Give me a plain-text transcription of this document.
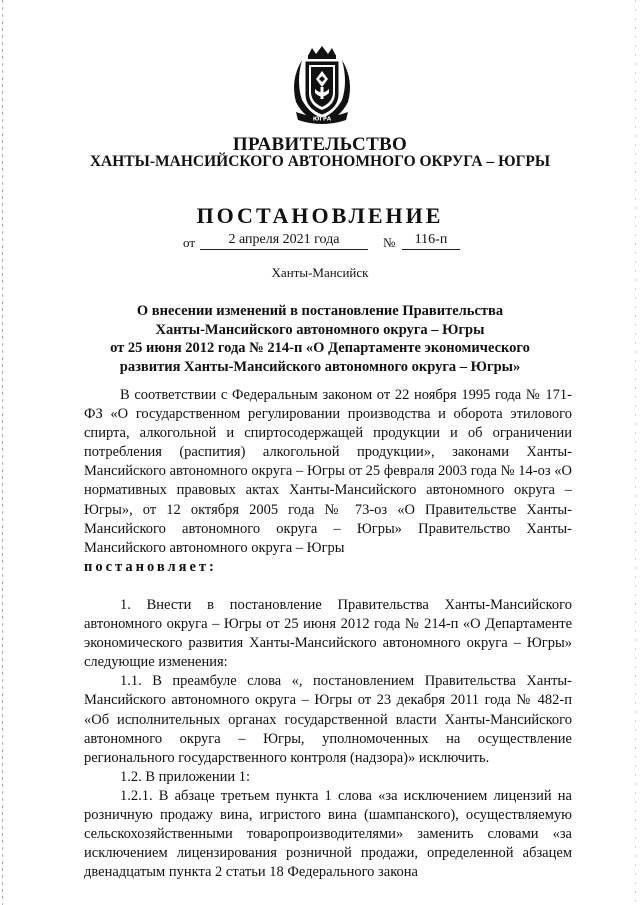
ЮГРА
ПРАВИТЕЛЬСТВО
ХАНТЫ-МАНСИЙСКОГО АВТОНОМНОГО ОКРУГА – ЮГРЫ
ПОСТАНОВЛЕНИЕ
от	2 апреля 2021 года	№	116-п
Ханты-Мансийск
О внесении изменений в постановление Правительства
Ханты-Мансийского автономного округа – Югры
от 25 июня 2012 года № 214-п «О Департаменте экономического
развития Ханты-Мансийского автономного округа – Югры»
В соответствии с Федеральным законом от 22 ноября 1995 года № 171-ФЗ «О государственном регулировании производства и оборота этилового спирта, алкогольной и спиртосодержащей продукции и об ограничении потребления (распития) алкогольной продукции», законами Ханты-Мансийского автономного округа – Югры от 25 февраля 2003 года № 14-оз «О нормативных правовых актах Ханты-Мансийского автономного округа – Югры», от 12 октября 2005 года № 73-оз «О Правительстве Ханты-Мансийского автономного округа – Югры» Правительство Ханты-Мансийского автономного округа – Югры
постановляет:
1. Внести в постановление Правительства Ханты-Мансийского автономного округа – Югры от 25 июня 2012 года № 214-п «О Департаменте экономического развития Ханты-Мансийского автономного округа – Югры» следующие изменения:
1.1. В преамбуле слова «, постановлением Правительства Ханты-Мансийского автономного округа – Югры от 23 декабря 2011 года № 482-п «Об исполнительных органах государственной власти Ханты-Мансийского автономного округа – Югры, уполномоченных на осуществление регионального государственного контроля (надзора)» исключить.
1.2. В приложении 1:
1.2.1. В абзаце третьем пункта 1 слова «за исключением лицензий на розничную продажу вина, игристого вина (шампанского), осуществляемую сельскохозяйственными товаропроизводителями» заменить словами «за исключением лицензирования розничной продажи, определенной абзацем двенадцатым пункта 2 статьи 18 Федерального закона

* * * * * * *

**WHAT YOU WILL DO:** Pictures are to be left out; the records above must be repeated word for word.

**EXPECTED ANSWER:**
Give me a plain-text transcription of this document.
ЮГРА
ПРАВИТЕЛЬСТВО
ХАНТЫ-МАНСИЙСКОГО АВТОНОМНОГО ОКРУГА – ЮГРЫ
ПОСТАНОВЛЕНИЕ
от	2 апреля 2021 года	№	116-п
Ханты-Мансийск
О внесении изменений в постановление Правительства
Ханты-Мансийского автономного округа – Югры
от 25 июня 2012 года № 214-п «О Департаменте экономического
развития Ханты-Мансийского автономного округа – Югры»
В соответствии с Федеральным законом от 22 ноября 1995 года № 171-ФЗ «О государственном регулировании производства и оборота этилового спирта, алкогольной и спиртосодержащей продукции и об ограничении потребления (распития) алкогольной продукции», законами Ханты-Мансийского автономного округа – Югры от 25 февраля 2003 года № 14-оз «О нормативных правовых актах Ханты-Мансийского автономного округа – Югры», от 12 октября 2005 года № 73-оз «О Правительстве Ханты-Мансийского автономного округа – Югры» Правительство Ханты-Мансийского автономного округа – Югры
постановляет:
1. Внести в постановление Правительства Ханты-Мансийского автономного округа – Югры от 25 июня 2012 года № 214-п «О Департаменте экономического развития Ханты-Мансийского автономного округа – Югры» следующие изменения:
1.1. В преамбуле слова «, постановлением Правительства Ханты-Мансийского автономного округа – Югры от 23 декабря 2011 года № 482-п «Об исполнительных органах государственной власти Ханты-Мансийского автономного округа – Югры, уполномоченных на осуществление регионального государственного контроля (надзора)» исключить.
1.2. В приложении 1:
1.2.1. В абзаце третьем пункта 1 слова «за исключением лицензий на розничную продажу вина, игристого вина (шампанского), осуществляемую сельскохозяйственными товаропроизводителями» заменить словами «за исключением лицензирования розничной продажи, определенной абзацем двенадцатым пункта 2 статьи 18 Федерального закона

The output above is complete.